__Stated problem__.
Produce a word-for-word copy of the listing below without its pictures.

__Information supplied__.
[BEGIN]

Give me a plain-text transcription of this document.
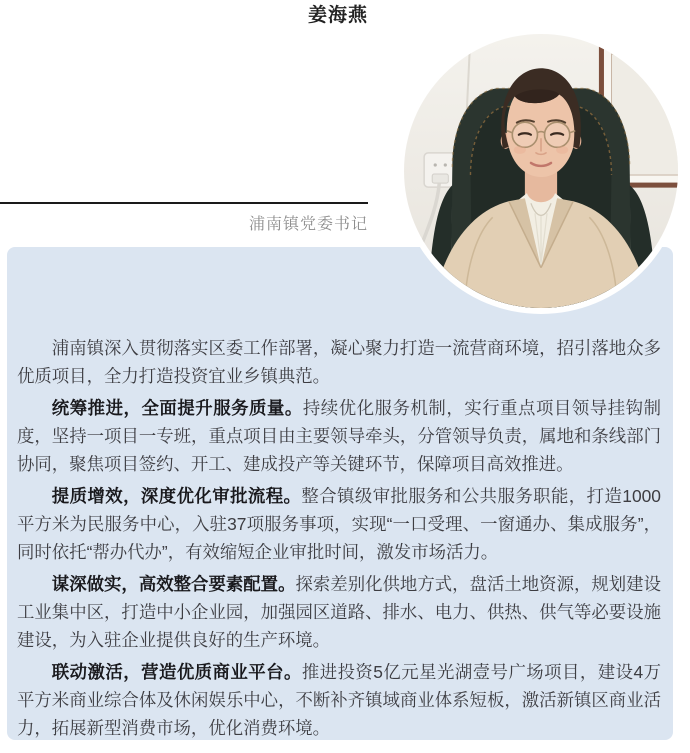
姜海燕
浦南镇党委书记

浦南镇深入贯彻落实区委工作部署，凝心聚力打造一流营商环境，招引落地众多优质项目，全力打造投资宜业乡镇典范。

统筹推进，全面提升服务质量。持续优化服务机制，实行重点项目领导挂钩制度，坚持一项目一专班，重点项目由主要领导牵头，分管领导负责，属地和条线部门协同，聚焦项目签约、开工、建成投产等关键环节，保障项目高效推进。

提质增效，深度优化审批流程。整合镇级审批服务和公共服务职能，打造1000平方米为民服务中心，入驻37项服务事项，实现“一口受理、一窗通办、集成服务”，同时依托“帮办代办”，有效缩短企业审批时间，激发市场活力。

谋深做实，高效整合要素配置。探索差别化供地方式，盘活土地资源，规划建设工业集中区，打造中小企业园，加强园区道路、排水、电力、供热、供气等必要设施建设，为入驻企业提供良好的生产环境。

联动激活，营造优质商业平台。推进投资5亿元星光湖壹号广场项目，建设4万平方米商业综合体及休闲娱乐中心，不断补齐镇域商业体系短板，激活新镇区商业活力，拓展新型消费市场，优化消费环境。
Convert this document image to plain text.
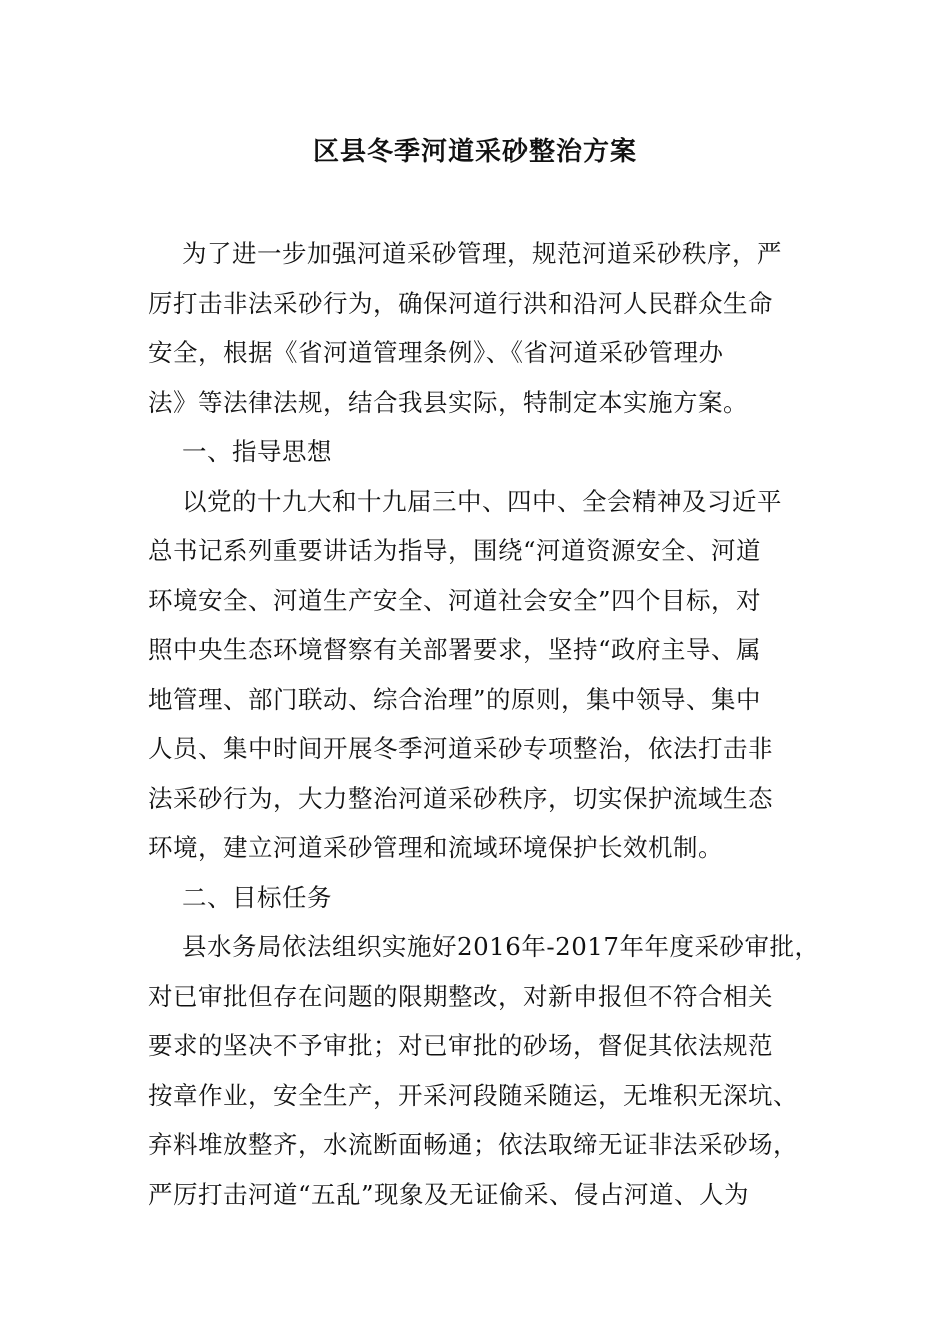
区县冬季河道采砂整治方案
为了进一步加强河道采砂管理，规范河道采砂秩序，严
厉打击非法采砂行为，确保河道行洪和沿河人民群众生命
安全，根据《省河道管理条例》、《省河道采砂管理办
法》等法律法规，结合我县实际，特制定本实施方案。
一、指导思想
以党的十九大和十九届三中、四中、全会精神及习近平
总书记系列重要讲话为指导，围绕“河道资源安全、河道
环境安全、河道生产安全、河道社会安全”四个目标，对
照中央生态环境督察有关部署要求，坚持“政府主导、属
地管理、部门联动、综合治理”的原则，集中领导、集中
人员、集中时间开展冬季河道采砂专项整治，依法打击非
法采砂行为，大力整治河道采砂秩序，切实保护流域生态
环境，建立河道采砂管理和流域环境保护长效机制。
二、目标任务
县水务局依法组织实施好2016年-2017年年度采砂审批，
对已审批但存在问题的限期整改，对新申报但不符合相关
要求的坚决不予审批；对已审批的砂场，督促其依法规范
按章作业，安全生产，开采河段随采随运，无堆积无深坑、
弃料堆放整齐，水流断面畅通；依法取缔无证非法采砂场，
严厉打击河道“五乱”现象及无证偷采、侵占河道、人为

[END]

__Result of the exercise__.
Give me a plain-text transcription of this document.
姜海燕
浦南镇党委书记

浦南镇深入贯彻落实区委工作部署，凝心聚力打造一流营商环境，招引落地众多优质项目，全力打造投资宜业乡镇典范。

统筹推进，全面提升服务质量。持续优化服务机制，实行重点项目领导挂钩制度，坚持一项目一专班，重点项目由主要领导牵头，分管领导负责，属地和条线部门协同，聚焦项目签约、开工、建成投产等关键环节，保障项目高效推进。

提质增效，深度优化审批流程。整合镇级审批服务和公共服务职能，打造1000平方米为民服务中心，入驻37项服务事项，实现“一口受理、一窗通办、集成服务”，同时依托“帮办代办”，有效缩短企业审批时间，激发市场活力。

谋深做实，高效整合要素配置。探索差别化供地方式，盘活土地资源，规划建设工业集中区，打造中小企业园，加强园区道路、排水、电力、供热、供气等必要设施建设，为入驻企业提供良好的生产环境。

联动激活，营造优质商业平台。推进投资5亿元星光湖壹号广场项目，建设4万平方米商业综合体及休闲娱乐中心，不断补齐镇域商业体系短板，激活新镇区商业活力，拓展新型消费市场，优化消费环境。
Convert this document image to plain text.
区县冬季河道采砂整治方案
为了进一步加强河道采砂管理，规范河道采砂秩序，严
厉打击非法采砂行为，确保河道行洪和沿河人民群众生命
安全，根据《省河道管理条例》、《省河道采砂管理办
法》等法律法规，结合我县实际，特制定本实施方案。
一、指导思想
以党的十九大和十九届三中、四中、全会精神及习近平
总书记系列重要讲话为指导，围绕“河道资源安全、河道
环境安全、河道生产安全、河道社会安全”四个目标，对
照中央生态环境督察有关部署要求，坚持“政府主导、属
地管理、部门联动、综合治理”的原则，集中领导、集中
人员、集中时间开展冬季河道采砂专项整治，依法打击非
法采砂行为，大力整治河道采砂秩序，切实保护流域生态
环境，建立河道采砂管理和流域环境保护长效机制。
二、目标任务
县水务局依法组织实施好2016年-2017年年度采砂审批，
对已审批但存在问题的限期整改，对新申报但不符合相关
要求的坚决不予审批；对已审批的砂场，督促其依法规范
按章作业，安全生产，开采河段随采随运，无堆积无深坑、
弃料堆放整齐，水流断面畅通；依法取缔无证非法采砂场，
严厉打击河道“五乱”现象及无证偷采、侵占河道、人为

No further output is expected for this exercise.